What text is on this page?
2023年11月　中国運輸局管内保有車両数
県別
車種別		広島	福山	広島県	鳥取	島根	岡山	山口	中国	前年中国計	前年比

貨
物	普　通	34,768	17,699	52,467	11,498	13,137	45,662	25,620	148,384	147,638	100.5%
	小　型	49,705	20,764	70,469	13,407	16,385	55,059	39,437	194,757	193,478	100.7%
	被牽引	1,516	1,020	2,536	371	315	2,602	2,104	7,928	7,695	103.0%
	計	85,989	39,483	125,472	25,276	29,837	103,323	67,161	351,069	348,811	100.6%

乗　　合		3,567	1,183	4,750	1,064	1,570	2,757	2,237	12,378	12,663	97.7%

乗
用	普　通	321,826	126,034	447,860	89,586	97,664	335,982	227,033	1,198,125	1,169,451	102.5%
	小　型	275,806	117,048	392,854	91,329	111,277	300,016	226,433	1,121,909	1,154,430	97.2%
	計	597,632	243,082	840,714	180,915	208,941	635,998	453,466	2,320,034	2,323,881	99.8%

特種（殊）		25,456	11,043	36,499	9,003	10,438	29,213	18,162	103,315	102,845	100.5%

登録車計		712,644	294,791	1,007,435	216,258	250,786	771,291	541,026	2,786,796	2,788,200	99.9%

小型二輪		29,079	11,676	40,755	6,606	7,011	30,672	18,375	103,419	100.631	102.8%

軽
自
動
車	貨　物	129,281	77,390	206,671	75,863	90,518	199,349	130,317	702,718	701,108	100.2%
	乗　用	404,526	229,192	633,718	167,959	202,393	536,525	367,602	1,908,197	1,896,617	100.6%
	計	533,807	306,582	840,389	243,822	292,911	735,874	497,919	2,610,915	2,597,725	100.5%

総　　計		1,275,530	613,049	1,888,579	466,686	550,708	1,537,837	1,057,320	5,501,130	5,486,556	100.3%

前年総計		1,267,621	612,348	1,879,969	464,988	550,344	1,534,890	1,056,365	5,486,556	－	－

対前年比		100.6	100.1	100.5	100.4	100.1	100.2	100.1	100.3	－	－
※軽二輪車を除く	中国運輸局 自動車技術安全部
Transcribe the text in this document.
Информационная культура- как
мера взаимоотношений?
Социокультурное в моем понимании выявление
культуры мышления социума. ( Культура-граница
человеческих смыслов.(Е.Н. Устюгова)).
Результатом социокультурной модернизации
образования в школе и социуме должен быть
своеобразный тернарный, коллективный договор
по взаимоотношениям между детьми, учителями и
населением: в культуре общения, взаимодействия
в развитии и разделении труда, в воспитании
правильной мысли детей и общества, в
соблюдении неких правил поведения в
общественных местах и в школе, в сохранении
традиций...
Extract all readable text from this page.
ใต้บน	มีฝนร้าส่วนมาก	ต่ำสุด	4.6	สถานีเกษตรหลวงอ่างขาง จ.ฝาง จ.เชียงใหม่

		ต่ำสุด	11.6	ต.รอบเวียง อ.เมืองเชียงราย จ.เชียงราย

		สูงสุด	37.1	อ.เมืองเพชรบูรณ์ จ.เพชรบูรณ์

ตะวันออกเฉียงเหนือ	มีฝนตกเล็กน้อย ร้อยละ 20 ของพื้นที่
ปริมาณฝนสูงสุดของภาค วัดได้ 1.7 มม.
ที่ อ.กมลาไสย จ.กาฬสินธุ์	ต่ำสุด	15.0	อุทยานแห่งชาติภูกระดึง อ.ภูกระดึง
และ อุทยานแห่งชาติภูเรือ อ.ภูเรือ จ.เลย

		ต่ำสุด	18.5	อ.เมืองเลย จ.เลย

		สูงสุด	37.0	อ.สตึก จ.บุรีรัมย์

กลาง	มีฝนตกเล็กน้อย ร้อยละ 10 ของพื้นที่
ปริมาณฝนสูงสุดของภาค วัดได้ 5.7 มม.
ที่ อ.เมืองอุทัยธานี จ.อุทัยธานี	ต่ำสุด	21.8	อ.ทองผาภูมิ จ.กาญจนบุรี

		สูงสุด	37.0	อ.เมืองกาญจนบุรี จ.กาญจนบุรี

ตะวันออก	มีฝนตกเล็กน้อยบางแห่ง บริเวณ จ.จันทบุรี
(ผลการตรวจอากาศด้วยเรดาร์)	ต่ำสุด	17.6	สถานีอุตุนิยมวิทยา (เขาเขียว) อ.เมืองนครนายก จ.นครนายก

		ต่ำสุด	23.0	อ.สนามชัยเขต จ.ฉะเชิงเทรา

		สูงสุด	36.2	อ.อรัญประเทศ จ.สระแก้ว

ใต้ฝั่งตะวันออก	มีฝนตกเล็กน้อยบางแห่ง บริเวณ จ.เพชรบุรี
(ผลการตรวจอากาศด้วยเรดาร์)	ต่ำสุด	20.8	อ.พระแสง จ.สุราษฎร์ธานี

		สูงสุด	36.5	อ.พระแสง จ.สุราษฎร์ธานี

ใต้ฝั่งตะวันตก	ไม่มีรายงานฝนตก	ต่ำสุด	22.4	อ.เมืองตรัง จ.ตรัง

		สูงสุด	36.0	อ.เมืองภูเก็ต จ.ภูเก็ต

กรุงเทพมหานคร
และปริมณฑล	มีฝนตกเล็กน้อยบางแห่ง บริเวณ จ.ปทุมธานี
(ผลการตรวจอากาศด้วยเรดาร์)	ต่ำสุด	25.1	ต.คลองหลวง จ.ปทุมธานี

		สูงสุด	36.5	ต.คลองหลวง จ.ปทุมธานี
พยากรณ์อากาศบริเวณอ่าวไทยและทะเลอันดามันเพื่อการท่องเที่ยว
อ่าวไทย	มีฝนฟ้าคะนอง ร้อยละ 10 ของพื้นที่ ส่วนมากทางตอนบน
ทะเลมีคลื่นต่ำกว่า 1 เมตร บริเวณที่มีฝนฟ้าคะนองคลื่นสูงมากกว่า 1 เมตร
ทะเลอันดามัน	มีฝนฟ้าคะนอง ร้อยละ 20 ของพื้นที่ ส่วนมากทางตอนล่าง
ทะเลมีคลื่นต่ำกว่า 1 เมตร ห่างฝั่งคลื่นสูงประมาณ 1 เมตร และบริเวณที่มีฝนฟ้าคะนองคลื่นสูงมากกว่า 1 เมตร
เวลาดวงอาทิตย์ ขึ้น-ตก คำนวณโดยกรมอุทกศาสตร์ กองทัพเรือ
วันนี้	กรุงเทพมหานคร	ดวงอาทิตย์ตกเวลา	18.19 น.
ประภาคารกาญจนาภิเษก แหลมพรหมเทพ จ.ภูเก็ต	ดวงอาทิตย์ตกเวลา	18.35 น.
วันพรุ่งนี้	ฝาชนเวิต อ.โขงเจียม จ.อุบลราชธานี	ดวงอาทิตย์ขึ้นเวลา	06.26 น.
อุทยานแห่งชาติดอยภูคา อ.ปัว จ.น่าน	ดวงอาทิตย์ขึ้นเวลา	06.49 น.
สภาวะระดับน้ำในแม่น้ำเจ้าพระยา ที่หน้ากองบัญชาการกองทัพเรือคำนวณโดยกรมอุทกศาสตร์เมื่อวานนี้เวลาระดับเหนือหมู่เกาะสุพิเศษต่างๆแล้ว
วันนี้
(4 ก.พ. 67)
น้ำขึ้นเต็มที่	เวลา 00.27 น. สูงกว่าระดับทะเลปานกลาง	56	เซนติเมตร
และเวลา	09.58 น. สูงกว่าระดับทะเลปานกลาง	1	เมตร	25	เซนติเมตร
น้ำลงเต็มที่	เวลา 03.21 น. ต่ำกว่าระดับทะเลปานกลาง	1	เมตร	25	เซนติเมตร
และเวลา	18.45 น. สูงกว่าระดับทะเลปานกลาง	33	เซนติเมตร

--------------------------------------------------

Write out the data exactly as it stands.

What text is on this page?
2023年11月　中国運輸局管内保有車両数
県別
車種別		広島	福山	広島県	鳥取	島根	岡山	山口	中国	前年中国計	前年比

貨
物	普　通	34,768	17,699	52,467	11,498	13,137	45,662	25,620	148,384	147,638	100.5%
	小　型	49,705	20,764	70,469	13,407	16,385	55,059	39,437	194,757	193,478	100.7%
	被牽引	1,516	1,020	2,536	371	315	2,602	2,104	7,928	7,695	103.0%
	計	85,989	39,483	125,472	25,276	29,837	103,323	67,161	351,069	348,811	100.6%

乗　　合		3,567	1,183	4,750	1,064	1,570	2,757	2,237	12,378	12,663	97.7%

乗
用	普　通	321,826	126,034	447,860	89,586	97,664	335,982	227,033	1,198,125	1,169,451	102.5%
	小　型	275,806	117,048	392,854	91,329	111,277	300,016	226,433	1,121,909	1,154,430	97.2%
	計	597,632	243,082	840,714	180,915	208,941	635,998	453,466	2,320,034	2,323,881	99.8%

特種（殊）		25,456	11,043	36,499	9,003	10,438	29,213	18,162	103,315	102,845	100.5%

登録車計		712,644	294,791	1,007,435	216,258	250,786	771,291	541,026	2,786,796	2,788,200	99.9%

小型二輪		29,079	11,676	40,755	6,606	7,011	30,672	18,375	103,419	100.631	102.8%

軽
自
動
車	貨　物	129,281	77,390	206,671	75,863	90,518	199,349	130,317	702,718	701,108	100.2%
	乗　用	404,526	229,192	633,718	167,959	202,393	536,525	367,602	1,908,197	1,896,617	100.6%
	計	533,807	306,582	840,389	243,822	292,911	735,874	497,919	2,610,915	2,597,725	100.5%

総　　計		1,275,530	613,049	1,888,579	466,686	550,708	1,537,837	1,057,320	5,501,130	5,486,556	100.3%

前年総計		1,267,621	612,348	1,879,969	464,988	550,344	1,534,890	1,056,365	5,486,556	－	－

対前年比		100.6	100.1	100.5	100.4	100.1	100.2	100.1	100.3	－	－
※軽二輪車を除く	中国運輸局 自動車技術安全部
Transcribe the text in this document.
Информационная культура- как
мера взаимоотношений?
Социокультурное в моем понимании выявление
культуры мышления социума. ( Культура-граница
человеческих смыслов.(Е.Н. Устюгова)).
Результатом социокультурной модернизации
образования в школе и социуме должен быть
своеобразный тернарный, коллективный договор
по взаимоотношениям между детьми, учителями и
населением: в культуре общения, взаимодействия
в развитии и разделении труда, в воспитании
правильной мысли детей и общества, в
соблюдении неких правил поведения в
общественных местах и в школе, в сохранении
традиций...
Extract all readable text from this page.
ใต้บน	มีฝนร้าส่วนมาก	ต่ำสุด	4.6	สถานีเกษตรหลวงอ่างขาง จ.ฝาง จ.เชียงใหม่

		ต่ำสุด	11.6	ต.รอบเวียง อ.เมืองเชียงราย จ.เชียงราย

		สูงสุด	37.1	อ.เมืองเพชรบูรณ์ จ.เพชรบูรณ์

ตะวันออกเฉียงเหนือ	มีฝนตกเล็กน้อย ร้อยละ 20 ของพื้นที่
ปริมาณฝนสูงสุดของภาค วัดได้ 1.7 มม.
ที่ อ.กมลาไสย จ.กาฬสินธุ์	ต่ำสุด	15.0	อุทยานแห่งชาติภูกระดึง อ.ภูกระดึง
และ อุทยานแห่งชาติภูเรือ อ.ภูเรือ จ.เลย

		ต่ำสุด	18.5	อ.เมืองเลย จ.เลย

		สูงสุด	37.0	อ.สตึก จ.บุรีรัมย์

กลาง	มีฝนตกเล็กน้อย ร้อยละ 10 ของพื้นที่
ปริมาณฝนสูงสุดของภาค วัดได้ 5.7 มม.
ที่ อ.เมืองอุทัยธานี จ.อุทัยธานี	ต่ำสุด	21.8	อ.ทองผาภูมิ จ.กาญจนบุรี

		สูงสุด	37.0	อ.เมืองกาญจนบุรี จ.กาญจนบุรี

ตะวันออก	มีฝนตกเล็กน้อยบางแห่ง บริเวณ จ.จันทบุรี
(ผลการตรวจอากาศด้วยเรดาร์)	ต่ำสุด	17.6	สถานีอุตุนิยมวิทยา (เขาเขียว) อ.เมืองนครนายก จ.นครนายก

		ต่ำสุด	23.0	อ.สนามชัยเขต จ.ฉะเชิงเทรา

		สูงสุด	36.2	อ.อรัญประเทศ จ.สระแก้ว

ใต้ฝั่งตะวันออก	มีฝนตกเล็กน้อยบางแห่ง บริเวณ จ.เพชรบุรี
(ผลการตรวจอากาศด้วยเรดาร์)	ต่ำสุด	20.8	อ.พระแสง จ.สุราษฎร์ธานี

		สูงสุด	36.5	อ.พระแสง จ.สุราษฎร์ธานี

ใต้ฝั่งตะวันตก	ไม่มีรายงานฝนตก	ต่ำสุด	22.4	อ.เมืองตรัง จ.ตรัง

		สูงสุด	36.0	อ.เมืองภูเก็ต จ.ภูเก็ต

กรุงเทพมหานคร
และปริมณฑล	มีฝนตกเล็กน้อยบางแห่ง บริเวณ จ.ปทุมธานี
(ผลการตรวจอากาศด้วยเรดาร์)	ต่ำสุด	25.1	ต.คลองหลวง จ.ปทุมธานี

		สูงสุด	36.5	ต.คลองหลวง จ.ปทุมธานี
พยากรณ์อากาศบริเวณอ่าวไทยและทะเลอันดามันเพื่อการท่องเที่ยว
อ่าวไทย	มีฝนฟ้าคะนอง ร้อยละ 10 ของพื้นที่ ส่วนมากทางตอนบน
ทะเลมีคลื่นต่ำกว่า 1 เมตร บริเวณที่มีฝนฟ้าคะนองคลื่นสูงมากกว่า 1 เมตร
ทะเลอันดามัน	มีฝนฟ้าคะนอง ร้อยละ 20 ของพื้นที่ ส่วนมากทางตอนล่าง
ทะเลมีคลื่นต่ำกว่า 1 เมตร ห่างฝั่งคลื่นสูงประมาณ 1 เมตร และบริเวณที่มีฝนฟ้าคะนองคลื่นสูงมากกว่า 1 เมตร
เวลาดวงอาทิตย์ ขึ้น-ตก คำนวณโดยกรมอุทกศาสตร์ กองทัพเรือ
วันนี้	กรุงเทพมหานคร	ดวงอาทิตย์ตกเวลา	18.19 น.
ประภาคารกาญจนาภิเษก แหลมพรหมเทพ จ.ภูเก็ต	ดวงอาทิตย์ตกเวลา	18.35 น.
วันพรุ่งนี้	ฝาชนเวิต อ.โขงเจียม จ.อุบลราชธานี	ดวงอาทิตย์ขึ้นเวลา	06.26 น.
อุทยานแห่งชาติดอยภูคา อ.ปัว จ.น่าน	ดวงอาทิตย์ขึ้นเวลา	06.49 น.
สภาวะระดับน้ำในแม่น้ำเจ้าพระยา ที่หน้ากองบัญชาการกองทัพเรือคำนวณโดยกรมอุทกศาสตร์เมื่อวานนี้เวลาระดับเหนือหมู่เกาะสุพิเศษต่างๆแล้ว
วันนี้
(4 ก.พ. 67)
น้ำขึ้นเต็มที่	เวลา 00.27 น. สูงกว่าระดับทะเลปานกลาง	56	เซนติเมตร
และเวลา	09.58 น. สูงกว่าระดับทะเลปานกลาง	1	เมตร	25	เซนติเมตร
น้ำลงเต็มที่	เวลา 03.21 น. ต่ำกว่าระดับทะเลปานกลาง	1	เมตร	25	เซนติเมตร
และเวลา	18.45 น. สูงกว่าระดับทะเลปานกลาง	33	เซนติเมตร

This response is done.